*Exercise description*: Figure out how many lines in the records below hold the string "Bacteria". That number alone is the answer.

- - -

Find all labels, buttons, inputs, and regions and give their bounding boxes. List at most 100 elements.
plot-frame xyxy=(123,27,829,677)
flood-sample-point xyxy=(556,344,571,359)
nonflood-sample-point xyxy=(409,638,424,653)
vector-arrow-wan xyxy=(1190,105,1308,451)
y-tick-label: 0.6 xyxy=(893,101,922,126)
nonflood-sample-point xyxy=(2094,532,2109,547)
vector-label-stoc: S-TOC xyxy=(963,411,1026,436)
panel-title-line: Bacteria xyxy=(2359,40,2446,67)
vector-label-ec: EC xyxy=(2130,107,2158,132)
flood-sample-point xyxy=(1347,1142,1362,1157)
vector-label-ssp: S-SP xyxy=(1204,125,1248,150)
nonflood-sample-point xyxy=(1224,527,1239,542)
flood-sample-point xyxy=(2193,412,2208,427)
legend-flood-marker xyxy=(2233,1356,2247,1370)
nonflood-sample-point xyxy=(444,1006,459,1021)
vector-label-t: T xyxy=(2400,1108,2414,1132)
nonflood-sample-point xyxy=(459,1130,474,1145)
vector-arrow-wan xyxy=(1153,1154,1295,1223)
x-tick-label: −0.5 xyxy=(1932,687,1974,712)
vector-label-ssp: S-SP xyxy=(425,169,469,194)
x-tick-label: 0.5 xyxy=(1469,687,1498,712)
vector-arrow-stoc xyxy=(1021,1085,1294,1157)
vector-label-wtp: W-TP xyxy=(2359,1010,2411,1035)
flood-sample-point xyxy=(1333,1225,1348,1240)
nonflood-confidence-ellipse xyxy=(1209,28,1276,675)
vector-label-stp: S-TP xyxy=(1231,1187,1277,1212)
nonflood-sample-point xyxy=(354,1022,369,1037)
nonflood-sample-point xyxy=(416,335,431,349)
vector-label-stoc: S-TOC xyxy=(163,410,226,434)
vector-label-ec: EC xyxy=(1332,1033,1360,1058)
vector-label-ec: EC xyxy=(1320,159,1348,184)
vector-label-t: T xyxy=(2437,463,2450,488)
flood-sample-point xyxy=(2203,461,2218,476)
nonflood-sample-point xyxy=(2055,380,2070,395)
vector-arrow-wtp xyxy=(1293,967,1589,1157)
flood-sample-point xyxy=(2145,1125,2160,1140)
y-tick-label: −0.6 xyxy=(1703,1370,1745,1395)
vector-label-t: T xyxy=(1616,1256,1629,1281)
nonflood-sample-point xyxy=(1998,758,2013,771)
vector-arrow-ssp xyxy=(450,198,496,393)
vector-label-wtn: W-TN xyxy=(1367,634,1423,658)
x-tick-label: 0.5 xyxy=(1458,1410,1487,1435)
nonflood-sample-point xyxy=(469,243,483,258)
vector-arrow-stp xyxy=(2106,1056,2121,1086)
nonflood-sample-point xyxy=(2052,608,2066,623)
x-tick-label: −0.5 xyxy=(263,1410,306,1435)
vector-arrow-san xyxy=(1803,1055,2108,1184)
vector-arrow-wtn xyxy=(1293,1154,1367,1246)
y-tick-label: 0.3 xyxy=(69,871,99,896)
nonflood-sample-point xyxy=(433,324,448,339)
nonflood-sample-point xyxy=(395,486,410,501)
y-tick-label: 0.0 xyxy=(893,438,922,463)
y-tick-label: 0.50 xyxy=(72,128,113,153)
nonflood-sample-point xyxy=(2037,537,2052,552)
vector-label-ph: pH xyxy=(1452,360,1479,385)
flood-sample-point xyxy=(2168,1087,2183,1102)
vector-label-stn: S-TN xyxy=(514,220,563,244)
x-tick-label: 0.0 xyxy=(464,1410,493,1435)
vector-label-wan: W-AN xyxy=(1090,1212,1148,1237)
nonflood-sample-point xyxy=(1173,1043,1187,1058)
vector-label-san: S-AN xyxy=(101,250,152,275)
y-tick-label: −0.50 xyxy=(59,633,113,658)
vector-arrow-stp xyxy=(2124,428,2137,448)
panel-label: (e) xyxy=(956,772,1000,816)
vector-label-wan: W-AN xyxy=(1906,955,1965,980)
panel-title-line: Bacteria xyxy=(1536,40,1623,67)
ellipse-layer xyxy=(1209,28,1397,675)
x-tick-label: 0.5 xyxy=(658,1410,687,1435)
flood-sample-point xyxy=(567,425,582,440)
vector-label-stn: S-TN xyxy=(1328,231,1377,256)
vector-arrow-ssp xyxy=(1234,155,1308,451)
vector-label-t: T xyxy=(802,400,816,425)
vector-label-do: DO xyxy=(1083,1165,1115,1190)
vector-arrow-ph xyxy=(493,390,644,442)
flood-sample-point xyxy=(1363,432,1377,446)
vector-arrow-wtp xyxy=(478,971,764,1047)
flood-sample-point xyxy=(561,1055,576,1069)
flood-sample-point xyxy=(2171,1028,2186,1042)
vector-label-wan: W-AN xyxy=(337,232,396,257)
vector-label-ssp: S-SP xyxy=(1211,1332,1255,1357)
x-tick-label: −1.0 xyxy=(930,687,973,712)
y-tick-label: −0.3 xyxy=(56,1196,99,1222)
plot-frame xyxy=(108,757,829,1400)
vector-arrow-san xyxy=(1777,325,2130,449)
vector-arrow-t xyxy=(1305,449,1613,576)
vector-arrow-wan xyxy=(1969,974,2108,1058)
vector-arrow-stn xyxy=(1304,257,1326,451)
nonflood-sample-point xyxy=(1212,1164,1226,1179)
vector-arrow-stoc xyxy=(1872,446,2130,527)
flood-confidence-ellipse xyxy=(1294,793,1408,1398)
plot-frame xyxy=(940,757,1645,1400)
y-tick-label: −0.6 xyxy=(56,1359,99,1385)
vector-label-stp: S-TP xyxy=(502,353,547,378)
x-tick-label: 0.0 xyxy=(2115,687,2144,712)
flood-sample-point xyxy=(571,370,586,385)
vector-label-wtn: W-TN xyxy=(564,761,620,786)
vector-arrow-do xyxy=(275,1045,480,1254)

- - -

*Response area*: 2